Dataset entries:
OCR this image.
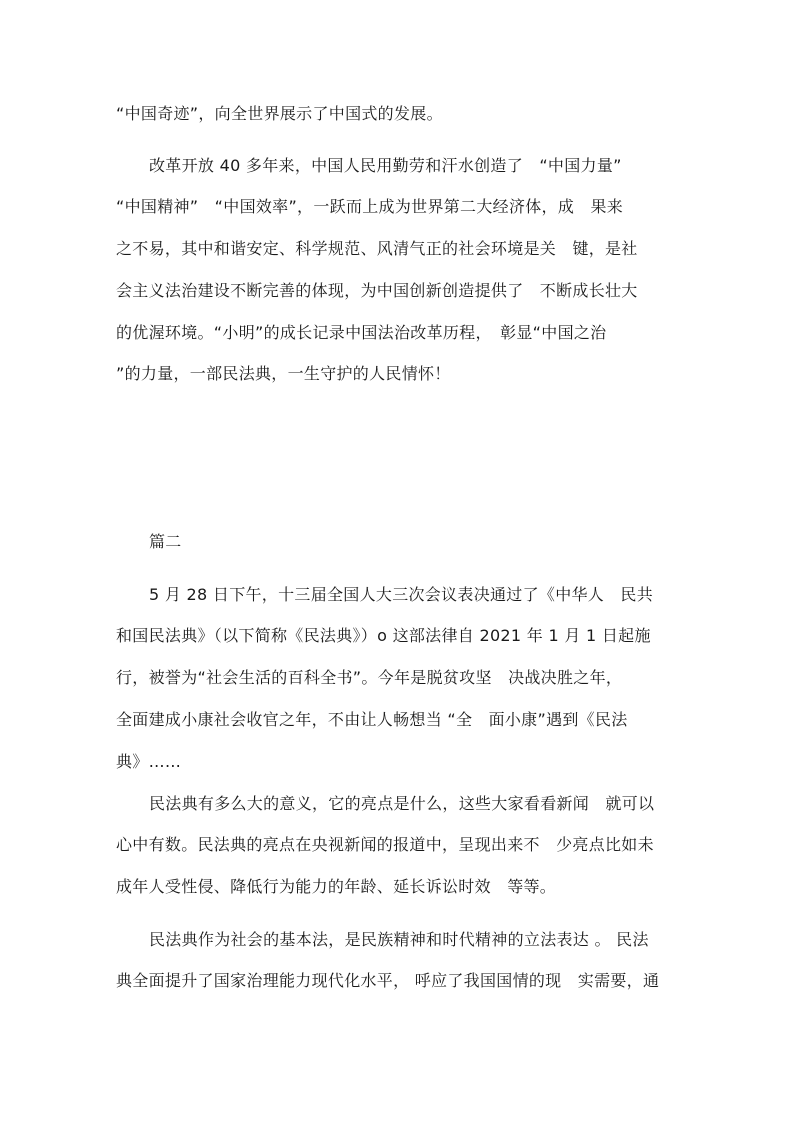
“中国奇迹”，向全世界展示了中国式的发展。
改革开放 40 多年来，中国人民用勤劳和汗水创造了　“中国力量”
“中国精神”　“中国效率”，一跃而上成为世界第二大经济体，成　果来
之不易，其中和谐安定、科学规范、风清气正的社会环境是关　键，是社
会主义法治建设不断完善的体现，为中国创新创造提供了　不断成长壮大
的优渥环境。“小明”的成长记录中国法治改革历程，　彰显“中国之治
”的力量，一部民法典，一生守护的人民情怀！
篇二
5 月 28 日下午，十三届全国人大三次会议表决通过了《中华人　民共
和国民法典》（以下简称《民法典》）o 这部法律自 2021 年 1 月 1 日起施
行，被誉为“社会生活的百科全书”。今年是脱贫攻坚　决战决胜之年，
全面建成小康社会收官之年，不由让人畅想当 “全　面小康”遇到《民法
典》……
民法典有多么大的意义，它的亮点是什么，这些大家看看新闻　就可以
心中有数。民法典的亮点在央视新闻的报道中，呈现出来不　少亮点比如未
成年人受性侵、降低行为能力的年龄、延长诉讼时效　等等。
民法典作为社会的基本法，是民族精神和时代精神的立法表达 。 民法
典全面提升了国家治理能力现代化水平， 呼应了我国国情的现　实需要，通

Directions - Print the full listing exactly, dropping the pictures.

The response -
OCR this image.
“中国奇迹”，向全世界展示了中国式的发展。
改革开放 40 多年来，中国人民用勤劳和汗水创造了　“中国力量”
“中国精神”　“中国效率”，一跃而上成为世界第二大经济体，成　果来
之不易，其中和谐安定、科学规范、风清气正的社会环境是关　键，是社
会主义法治建设不断完善的体现，为中国创新创造提供了　不断成长壮大
的优渥环境。“小明”的成长记录中国法治改革历程，　彰显“中国之治
”的力量，一部民法典，一生守护的人民情怀！
篇二
5 月 28 日下午，十三届全国人大三次会议表决通过了《中华人　民共
和国民法典》（以下简称《民法典》）o 这部法律自 2021 年 1 月 1 日起施
行，被誉为“社会生活的百科全书”。今年是脱贫攻坚　决战决胜之年，
全面建成小康社会收官之年，不由让人畅想当 “全　面小康”遇到《民法
典》……
民法典有多么大的意义，它的亮点是什么，这些大家看看新闻　就可以
心中有数。民法典的亮点在央视新闻的报道中，呈现出来不　少亮点比如未
成年人受性侵、降低行为能力的年龄、延长诉讼时效　等等。
民法典作为社会的基本法，是民族精神和时代精神的立法表达 。 民法
典全面提升了国家治理能力现代化水平， 呼应了我国国情的现　实需要，通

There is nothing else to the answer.